_The exercise_
Provide the records once more, identical to the original.

_Dataset entries_
==================================================
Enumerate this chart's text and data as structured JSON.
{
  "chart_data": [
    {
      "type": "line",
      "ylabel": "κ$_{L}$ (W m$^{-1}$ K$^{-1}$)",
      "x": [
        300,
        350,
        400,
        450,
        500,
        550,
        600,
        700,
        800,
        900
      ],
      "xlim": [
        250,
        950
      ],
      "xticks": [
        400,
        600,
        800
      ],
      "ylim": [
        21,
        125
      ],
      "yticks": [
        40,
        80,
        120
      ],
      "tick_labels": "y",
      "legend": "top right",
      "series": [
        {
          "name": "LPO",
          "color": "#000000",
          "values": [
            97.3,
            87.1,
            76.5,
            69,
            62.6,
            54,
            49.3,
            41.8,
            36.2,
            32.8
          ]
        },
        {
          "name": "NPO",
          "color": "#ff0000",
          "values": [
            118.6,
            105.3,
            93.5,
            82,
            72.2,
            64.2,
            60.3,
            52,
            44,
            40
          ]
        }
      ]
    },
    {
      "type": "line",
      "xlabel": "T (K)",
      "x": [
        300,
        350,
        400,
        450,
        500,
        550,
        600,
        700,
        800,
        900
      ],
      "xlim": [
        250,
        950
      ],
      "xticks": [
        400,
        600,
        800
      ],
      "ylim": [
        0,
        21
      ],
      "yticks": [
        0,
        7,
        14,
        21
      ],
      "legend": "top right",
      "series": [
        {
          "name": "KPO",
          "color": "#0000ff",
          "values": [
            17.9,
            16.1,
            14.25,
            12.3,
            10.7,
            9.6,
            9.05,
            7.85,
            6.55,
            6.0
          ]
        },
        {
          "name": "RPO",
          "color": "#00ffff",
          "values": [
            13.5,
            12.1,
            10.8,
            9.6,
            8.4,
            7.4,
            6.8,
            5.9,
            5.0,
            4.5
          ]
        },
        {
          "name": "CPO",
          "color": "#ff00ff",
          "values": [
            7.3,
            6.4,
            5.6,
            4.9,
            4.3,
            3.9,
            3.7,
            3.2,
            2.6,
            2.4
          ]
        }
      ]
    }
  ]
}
==================================================
_Written answer_
Enumerate this chart's text and data as structured JSON.
{
  "chart_data": [
    {
      "type": "line",
      "ylabel": "κ$_{L}$ (W m$^{-1}$ K$^{-1}$)",
      "x": [
        300,
        350,
        400,
        450,
        500,
        550,
        600,
        700,
        800,
        900
      ],
      "xlim": [
        250,
        950
      ],
      "xticks": [
        400,
        600,
        800
      ],
      "ylim": [
        21,
        125
      ],
      "yticks": [
        40,
        80,
        120
      ],
      "tick_labels": "y",
      "legend": "top right",
      "series": [
        {
          "name": "LPO",
          "color": "#000000",
          "values": [
            97.3,
            87.1,
            76.5,
            69,
            62.6,
            54,
            49.3,
            41.8,
            36.2,
            32.8
          ]
        },
        {
          "name": "NPO",
          "color": "#ff0000",
          "values": [
            118.6,
            105.3,
            93.5,
            82,
            72.2,
            64.2,
            60.3,
            52,
            44,
            40
          ]
        }
      ]
    },
    {
      "type": "line",
      "xlabel": "T (K)",
      "x": [
        300,
        350,
        400,
        450,
        500,
        550,
        600,
        700,
        800,
        900
      ],
      "xlim": [
        250,
        950
      ],
      "xticks": [
        400,
        600,
        800
      ],
      "ylim": [
        0,
        21
      ],
      "yticks": [
        0,
        7,
        14,
        21
      ],
      "legend": "top right",
      "series": [
        {
          "name": "KPO",
          "color": "#0000ff",
          "values": [
            17.9,
            16.1,
            14.25,
            12.3,
            10.7,
            9.6,
            9.05,
            7.85,
            6.55,
            6.0
          ]
        },
        {
          "name": "RPO",
          "color": "#00ffff",
          "values": [
            13.5,
            12.1,
            10.8,
            9.6,
            8.4,
            7.4,
            6.8,
            5.9,
            5.0,
            4.5
          ]
        },
        {
          "name": "CPO",
          "color": "#ff00ff",
          "values": [
            7.3,
            6.4,
            5.6,
            4.9,
            4.3,
            3.9,
            3.7,
            3.2,
            2.6,
            2.4
          ]
        }
      ]
    }
  ]
}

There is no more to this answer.